*Task requirements*
Collect each line of the records containing the string "title".

*Provided information*
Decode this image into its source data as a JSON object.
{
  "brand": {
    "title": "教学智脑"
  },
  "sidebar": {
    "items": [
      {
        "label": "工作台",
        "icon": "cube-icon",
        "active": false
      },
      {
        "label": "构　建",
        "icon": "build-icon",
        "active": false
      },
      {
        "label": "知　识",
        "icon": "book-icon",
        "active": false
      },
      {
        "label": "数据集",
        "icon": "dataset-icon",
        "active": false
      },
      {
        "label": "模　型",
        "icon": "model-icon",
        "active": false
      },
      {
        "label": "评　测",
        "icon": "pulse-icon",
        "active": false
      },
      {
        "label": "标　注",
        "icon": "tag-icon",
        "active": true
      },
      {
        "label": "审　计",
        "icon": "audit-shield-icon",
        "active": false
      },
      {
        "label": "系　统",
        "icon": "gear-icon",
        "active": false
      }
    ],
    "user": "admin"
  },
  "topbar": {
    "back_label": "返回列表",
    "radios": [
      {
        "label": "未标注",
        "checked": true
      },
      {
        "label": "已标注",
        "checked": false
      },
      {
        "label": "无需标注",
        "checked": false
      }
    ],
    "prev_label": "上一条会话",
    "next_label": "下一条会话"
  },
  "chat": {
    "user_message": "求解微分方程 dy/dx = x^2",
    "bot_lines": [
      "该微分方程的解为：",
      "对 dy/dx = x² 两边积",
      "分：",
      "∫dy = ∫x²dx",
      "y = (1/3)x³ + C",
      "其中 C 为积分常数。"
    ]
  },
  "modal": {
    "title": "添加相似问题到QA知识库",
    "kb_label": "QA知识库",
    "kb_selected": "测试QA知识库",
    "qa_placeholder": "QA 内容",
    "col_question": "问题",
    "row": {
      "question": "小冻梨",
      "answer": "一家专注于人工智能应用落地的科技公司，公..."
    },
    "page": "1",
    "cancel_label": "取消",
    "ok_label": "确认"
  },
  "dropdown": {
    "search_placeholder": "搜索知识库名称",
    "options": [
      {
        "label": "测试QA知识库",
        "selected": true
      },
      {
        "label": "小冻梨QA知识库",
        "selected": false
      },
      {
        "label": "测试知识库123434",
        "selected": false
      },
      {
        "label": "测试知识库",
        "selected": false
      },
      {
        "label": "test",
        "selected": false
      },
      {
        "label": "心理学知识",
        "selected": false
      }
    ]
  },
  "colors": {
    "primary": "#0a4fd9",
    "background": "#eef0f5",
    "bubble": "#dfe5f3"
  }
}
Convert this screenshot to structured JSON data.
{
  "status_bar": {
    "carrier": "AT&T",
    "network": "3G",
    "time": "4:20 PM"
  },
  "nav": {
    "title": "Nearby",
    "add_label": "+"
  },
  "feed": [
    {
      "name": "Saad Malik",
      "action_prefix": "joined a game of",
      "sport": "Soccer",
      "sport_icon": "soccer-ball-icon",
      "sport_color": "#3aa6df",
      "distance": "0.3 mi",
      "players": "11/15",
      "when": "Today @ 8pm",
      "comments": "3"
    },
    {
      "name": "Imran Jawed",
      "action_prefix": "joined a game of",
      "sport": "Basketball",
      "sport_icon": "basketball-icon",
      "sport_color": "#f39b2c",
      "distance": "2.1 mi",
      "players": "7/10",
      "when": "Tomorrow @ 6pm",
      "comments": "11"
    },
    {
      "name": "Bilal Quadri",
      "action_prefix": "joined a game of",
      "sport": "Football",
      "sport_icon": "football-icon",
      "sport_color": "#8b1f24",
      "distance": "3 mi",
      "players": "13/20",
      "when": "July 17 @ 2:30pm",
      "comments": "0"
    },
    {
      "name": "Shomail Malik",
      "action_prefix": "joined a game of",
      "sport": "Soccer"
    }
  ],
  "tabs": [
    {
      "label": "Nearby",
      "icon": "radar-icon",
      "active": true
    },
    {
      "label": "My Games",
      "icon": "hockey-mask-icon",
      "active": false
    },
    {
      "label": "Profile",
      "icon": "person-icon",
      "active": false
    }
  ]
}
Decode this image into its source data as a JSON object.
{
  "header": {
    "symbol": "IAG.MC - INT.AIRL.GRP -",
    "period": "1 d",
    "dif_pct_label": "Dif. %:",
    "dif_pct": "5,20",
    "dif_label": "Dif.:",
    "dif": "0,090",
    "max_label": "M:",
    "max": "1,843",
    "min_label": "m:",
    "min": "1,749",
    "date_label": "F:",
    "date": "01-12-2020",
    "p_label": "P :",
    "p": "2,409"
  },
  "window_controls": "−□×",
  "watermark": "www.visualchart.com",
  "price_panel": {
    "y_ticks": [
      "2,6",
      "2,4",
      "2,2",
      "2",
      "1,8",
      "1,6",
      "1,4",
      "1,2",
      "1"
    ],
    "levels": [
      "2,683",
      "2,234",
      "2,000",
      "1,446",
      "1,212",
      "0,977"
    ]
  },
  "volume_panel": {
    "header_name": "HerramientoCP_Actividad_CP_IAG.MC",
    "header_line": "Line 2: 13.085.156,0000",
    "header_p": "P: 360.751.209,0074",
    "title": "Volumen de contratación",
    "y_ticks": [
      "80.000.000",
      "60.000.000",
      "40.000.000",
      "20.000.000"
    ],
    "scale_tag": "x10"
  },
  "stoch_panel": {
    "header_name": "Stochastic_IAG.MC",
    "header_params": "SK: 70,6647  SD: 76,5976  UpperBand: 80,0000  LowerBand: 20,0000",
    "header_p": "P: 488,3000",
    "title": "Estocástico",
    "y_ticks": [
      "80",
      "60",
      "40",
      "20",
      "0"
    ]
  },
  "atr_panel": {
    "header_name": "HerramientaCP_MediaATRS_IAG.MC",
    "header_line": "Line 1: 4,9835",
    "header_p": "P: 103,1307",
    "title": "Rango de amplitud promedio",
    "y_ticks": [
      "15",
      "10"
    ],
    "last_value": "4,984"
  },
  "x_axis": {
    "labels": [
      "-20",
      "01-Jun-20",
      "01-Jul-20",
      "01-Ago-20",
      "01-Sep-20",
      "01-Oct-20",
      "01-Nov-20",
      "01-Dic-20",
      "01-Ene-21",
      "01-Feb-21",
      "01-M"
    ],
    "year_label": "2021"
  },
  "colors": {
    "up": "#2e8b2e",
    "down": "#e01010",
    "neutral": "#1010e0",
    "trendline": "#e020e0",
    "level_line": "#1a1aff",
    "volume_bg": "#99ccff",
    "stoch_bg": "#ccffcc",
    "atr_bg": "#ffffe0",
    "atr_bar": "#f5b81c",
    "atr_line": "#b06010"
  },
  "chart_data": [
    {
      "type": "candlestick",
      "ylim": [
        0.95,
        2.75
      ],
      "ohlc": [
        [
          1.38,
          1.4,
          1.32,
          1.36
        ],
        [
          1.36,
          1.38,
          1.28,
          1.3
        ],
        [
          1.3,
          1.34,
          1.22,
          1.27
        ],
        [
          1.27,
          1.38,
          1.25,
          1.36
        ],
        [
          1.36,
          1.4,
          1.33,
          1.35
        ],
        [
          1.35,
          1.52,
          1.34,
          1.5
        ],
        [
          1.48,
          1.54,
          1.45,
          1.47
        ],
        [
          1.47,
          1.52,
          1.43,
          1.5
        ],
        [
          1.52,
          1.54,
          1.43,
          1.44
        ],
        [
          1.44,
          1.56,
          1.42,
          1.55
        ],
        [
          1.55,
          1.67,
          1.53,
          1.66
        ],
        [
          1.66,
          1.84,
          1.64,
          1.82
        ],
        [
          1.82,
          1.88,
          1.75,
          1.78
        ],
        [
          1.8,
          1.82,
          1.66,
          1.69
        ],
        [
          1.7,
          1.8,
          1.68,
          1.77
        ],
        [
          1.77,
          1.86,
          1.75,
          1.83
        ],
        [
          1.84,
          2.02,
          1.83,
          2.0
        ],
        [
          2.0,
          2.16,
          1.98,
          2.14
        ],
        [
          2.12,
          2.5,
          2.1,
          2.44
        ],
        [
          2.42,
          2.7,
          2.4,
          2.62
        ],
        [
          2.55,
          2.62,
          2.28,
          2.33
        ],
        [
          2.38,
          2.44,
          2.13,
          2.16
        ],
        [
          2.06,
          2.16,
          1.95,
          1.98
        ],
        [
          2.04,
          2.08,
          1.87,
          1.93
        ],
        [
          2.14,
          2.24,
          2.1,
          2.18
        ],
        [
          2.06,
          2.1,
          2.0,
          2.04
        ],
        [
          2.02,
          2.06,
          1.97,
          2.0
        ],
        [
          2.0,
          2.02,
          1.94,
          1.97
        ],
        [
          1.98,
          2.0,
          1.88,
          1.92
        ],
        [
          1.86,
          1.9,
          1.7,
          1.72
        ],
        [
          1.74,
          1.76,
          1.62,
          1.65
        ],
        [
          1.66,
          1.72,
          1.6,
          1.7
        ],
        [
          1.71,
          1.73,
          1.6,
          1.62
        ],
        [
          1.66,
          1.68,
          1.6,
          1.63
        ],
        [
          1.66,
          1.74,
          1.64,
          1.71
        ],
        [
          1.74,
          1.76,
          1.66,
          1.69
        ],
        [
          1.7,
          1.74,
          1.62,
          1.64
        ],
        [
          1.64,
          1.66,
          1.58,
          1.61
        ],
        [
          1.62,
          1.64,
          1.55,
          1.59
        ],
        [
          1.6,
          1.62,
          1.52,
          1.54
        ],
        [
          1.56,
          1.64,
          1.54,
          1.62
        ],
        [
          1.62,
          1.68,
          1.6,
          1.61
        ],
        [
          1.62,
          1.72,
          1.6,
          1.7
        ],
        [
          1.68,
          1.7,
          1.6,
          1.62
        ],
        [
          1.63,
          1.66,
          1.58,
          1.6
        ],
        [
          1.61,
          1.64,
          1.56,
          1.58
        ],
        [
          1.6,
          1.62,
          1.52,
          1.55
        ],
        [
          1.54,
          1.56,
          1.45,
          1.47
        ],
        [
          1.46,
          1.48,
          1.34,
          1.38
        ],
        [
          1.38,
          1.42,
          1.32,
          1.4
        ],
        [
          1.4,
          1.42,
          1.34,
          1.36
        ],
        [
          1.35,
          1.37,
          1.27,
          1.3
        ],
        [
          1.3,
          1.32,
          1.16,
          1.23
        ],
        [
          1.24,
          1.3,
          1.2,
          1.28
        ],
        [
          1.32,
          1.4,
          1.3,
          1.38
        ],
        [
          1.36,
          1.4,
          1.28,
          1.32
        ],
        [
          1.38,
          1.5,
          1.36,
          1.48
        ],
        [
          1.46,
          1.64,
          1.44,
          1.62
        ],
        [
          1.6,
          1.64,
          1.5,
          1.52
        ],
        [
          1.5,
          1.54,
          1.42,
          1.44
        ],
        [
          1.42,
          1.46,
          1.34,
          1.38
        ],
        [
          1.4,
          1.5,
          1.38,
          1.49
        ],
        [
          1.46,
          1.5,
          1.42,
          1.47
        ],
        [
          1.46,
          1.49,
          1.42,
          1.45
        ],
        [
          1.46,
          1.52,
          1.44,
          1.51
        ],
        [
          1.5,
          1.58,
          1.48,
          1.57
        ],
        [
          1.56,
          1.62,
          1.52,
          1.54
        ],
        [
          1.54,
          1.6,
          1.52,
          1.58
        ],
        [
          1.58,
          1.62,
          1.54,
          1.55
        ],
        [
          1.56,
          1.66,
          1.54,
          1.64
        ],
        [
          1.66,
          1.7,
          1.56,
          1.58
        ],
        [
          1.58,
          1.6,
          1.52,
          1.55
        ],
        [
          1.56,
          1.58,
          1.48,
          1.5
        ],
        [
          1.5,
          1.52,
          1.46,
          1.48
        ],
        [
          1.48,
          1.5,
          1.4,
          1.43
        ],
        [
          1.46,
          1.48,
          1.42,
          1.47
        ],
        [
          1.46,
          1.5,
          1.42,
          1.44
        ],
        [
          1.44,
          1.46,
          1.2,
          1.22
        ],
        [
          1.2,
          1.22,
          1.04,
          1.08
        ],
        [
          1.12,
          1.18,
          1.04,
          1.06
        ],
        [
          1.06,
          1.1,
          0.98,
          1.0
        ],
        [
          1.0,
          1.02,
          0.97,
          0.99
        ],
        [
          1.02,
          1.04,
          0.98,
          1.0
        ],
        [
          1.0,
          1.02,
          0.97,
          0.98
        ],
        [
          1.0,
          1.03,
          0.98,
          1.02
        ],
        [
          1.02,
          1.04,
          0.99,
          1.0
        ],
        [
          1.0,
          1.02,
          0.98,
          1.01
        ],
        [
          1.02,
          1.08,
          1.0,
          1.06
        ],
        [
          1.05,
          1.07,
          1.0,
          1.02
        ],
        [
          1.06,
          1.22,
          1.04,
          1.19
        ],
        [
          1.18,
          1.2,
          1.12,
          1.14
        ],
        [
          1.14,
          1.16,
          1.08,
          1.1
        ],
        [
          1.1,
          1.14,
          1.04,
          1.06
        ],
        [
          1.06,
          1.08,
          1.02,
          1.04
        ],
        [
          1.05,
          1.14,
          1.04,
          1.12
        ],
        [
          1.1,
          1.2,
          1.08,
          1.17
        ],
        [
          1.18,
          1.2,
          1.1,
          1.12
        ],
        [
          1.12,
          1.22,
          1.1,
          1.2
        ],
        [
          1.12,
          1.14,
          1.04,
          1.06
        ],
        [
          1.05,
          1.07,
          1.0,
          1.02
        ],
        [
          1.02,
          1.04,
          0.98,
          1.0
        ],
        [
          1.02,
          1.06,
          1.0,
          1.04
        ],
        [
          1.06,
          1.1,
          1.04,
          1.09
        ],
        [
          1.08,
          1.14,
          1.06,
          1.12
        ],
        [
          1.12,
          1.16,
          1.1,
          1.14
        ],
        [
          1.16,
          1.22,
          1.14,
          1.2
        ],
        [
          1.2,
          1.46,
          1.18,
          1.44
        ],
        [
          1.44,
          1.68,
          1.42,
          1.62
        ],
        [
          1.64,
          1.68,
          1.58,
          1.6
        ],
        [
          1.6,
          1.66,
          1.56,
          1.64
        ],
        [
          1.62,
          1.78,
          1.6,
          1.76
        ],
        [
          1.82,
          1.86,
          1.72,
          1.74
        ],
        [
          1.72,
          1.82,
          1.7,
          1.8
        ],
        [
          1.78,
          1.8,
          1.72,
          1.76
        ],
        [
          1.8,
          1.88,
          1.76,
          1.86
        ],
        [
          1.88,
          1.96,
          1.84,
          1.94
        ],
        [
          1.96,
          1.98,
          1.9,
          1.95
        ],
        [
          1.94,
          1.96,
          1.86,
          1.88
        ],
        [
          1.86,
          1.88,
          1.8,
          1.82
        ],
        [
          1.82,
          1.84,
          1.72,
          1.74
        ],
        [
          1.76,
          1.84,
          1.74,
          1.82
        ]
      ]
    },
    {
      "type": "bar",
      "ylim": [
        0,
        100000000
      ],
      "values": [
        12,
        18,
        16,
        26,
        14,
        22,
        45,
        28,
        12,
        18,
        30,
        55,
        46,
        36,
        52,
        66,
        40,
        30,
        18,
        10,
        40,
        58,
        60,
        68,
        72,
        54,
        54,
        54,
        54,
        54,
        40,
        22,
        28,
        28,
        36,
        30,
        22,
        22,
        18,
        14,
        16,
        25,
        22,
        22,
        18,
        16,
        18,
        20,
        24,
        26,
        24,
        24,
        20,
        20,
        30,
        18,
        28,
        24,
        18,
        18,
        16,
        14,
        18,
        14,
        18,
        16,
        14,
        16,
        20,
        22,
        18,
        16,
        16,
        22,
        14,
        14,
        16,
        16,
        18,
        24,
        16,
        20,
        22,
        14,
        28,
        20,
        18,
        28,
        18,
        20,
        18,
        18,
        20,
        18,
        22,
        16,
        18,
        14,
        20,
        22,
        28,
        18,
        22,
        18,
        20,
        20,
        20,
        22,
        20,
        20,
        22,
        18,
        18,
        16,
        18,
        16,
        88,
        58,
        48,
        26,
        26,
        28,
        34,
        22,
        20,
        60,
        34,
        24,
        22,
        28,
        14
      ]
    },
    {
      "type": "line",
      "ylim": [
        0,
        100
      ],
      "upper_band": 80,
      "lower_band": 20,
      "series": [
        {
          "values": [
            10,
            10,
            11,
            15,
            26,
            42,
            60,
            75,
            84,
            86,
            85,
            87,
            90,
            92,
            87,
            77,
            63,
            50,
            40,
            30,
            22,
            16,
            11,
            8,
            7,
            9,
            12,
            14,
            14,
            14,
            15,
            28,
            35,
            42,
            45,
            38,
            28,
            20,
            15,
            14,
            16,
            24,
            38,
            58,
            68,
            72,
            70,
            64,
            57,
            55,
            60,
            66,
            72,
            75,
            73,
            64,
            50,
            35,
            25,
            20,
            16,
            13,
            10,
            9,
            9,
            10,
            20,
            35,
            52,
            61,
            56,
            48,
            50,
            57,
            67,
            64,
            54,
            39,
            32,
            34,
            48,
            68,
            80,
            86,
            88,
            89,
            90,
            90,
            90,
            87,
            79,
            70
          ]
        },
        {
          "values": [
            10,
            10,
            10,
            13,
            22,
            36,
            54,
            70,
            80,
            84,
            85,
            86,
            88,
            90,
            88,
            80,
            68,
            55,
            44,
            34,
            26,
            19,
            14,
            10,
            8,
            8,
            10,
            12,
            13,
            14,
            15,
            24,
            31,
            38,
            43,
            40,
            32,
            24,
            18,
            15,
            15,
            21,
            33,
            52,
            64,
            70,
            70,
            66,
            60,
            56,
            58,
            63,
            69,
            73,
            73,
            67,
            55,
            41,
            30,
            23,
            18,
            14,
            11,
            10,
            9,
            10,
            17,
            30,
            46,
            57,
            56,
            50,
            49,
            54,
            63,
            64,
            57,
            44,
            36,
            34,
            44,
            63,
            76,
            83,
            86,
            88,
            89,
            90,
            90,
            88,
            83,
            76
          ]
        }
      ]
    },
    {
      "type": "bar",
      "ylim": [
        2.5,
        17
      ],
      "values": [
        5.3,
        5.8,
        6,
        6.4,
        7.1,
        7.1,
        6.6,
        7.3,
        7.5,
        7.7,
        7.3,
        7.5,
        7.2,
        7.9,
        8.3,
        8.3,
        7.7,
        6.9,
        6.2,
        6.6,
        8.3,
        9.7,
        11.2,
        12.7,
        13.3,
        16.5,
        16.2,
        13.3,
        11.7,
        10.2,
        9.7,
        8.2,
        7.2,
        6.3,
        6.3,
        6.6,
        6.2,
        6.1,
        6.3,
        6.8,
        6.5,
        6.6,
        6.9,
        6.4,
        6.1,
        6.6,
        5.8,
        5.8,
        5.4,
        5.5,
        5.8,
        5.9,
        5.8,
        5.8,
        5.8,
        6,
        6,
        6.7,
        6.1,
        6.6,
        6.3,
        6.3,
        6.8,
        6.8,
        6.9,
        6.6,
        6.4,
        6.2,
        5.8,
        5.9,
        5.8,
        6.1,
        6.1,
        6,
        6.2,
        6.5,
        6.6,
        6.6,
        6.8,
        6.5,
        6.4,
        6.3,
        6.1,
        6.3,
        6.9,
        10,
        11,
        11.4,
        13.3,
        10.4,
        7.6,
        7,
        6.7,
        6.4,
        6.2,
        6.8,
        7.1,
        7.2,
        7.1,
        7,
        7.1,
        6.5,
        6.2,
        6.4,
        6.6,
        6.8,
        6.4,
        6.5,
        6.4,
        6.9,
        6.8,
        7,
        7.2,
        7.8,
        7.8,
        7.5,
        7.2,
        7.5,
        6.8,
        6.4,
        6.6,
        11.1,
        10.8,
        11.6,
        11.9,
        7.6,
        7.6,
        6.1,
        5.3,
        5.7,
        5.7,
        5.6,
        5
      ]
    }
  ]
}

*Exercise answer*
    "title": "教学智脑"
    "title": "添加相似问题到QA知识库",
    "title": "Nearby",
    "title": "Volumen de contratación",
    "title": "Estocástico",
    "title": "Rango de amplitud promedio",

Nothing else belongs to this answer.